STATED EXERCISE — Every record must be repeated exactly; omit any pictures they contain.

DATASET ROWS —
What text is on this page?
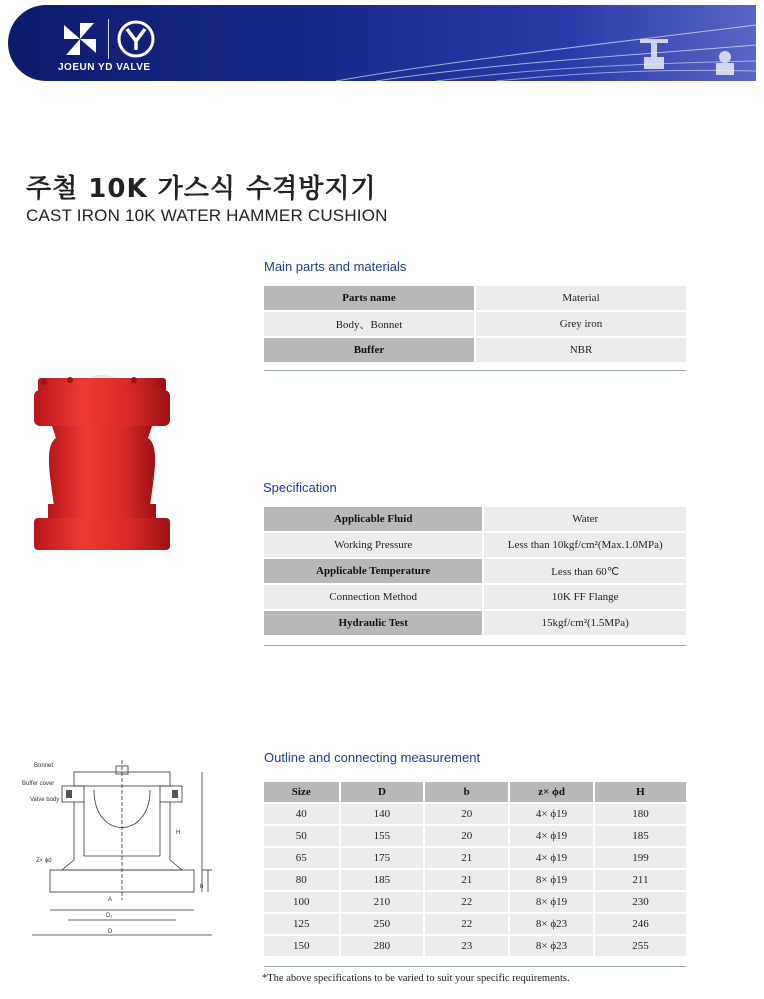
JOEUN YD VALVE
주철 10K 가스식 수격방지기
CAST IRON 10K WATER HAMMER CUSHION
Main parts and materials
Parts name	Material
Body、Bonnet	Grey iron
Buffer	NBR
Specification
Applicable Fluid	Water
Working Pressure	Less than 10kgf/cm²(Max.1.0MPa)
Applicable Temperature	Less than 60℃
Connection Method	10K FF Flange
Hydraulic Test	15kgf/cm²(1.5MPa)
Bonnet
Buffer cover
Valve body
Z× ϕd
H
b
A
D₁
D
Outline and connecting measurement
Size	D	b	z× ϕd	H
40	140	20	4× ϕ19	180
50	155	20	4× ϕ19	185
65	175	21	4× ϕ19	199
80	185	21	8× ϕ19	211
100	210	22	8× ϕ19	230
125	250	22	8× ϕ23	246
150	280	23	8× ϕ23	255
*The above specifications to be varied to suit your specific requirements.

ANSWER BELOW —
What text is on this page?
JOEUN YD VALVE
주철 10K 가스식 수격방지기
CAST IRON 10K WATER HAMMER CUSHION
Main parts and materials
Parts name	Material
Body、Bonnet	Grey iron
Buffer	NBR
Specification
Applicable Fluid	Water
Working Pressure	Less than 10kgf/cm²(Max.1.0MPa)
Applicable Temperature	Less than 60℃
Connection Method	10K FF Flange
Hydraulic Test	15kgf/cm²(1.5MPa)
Bonnet
Buffer cover
Valve body
Z× ϕd
H
b
A
D₁
D
Outline and connecting measurement
Size	D	b	z× ϕd	H
40	140	20	4× ϕ19	180
50	155	20	4× ϕ19	185
65	175	21	4× ϕ19	199
80	185	21	8× ϕ19	211
100	210	22	8× ϕ19	230
125	250	22	8× ϕ23	246
150	280	23	8× ϕ23	255
*The above specifications to be varied to suit your specific requirements.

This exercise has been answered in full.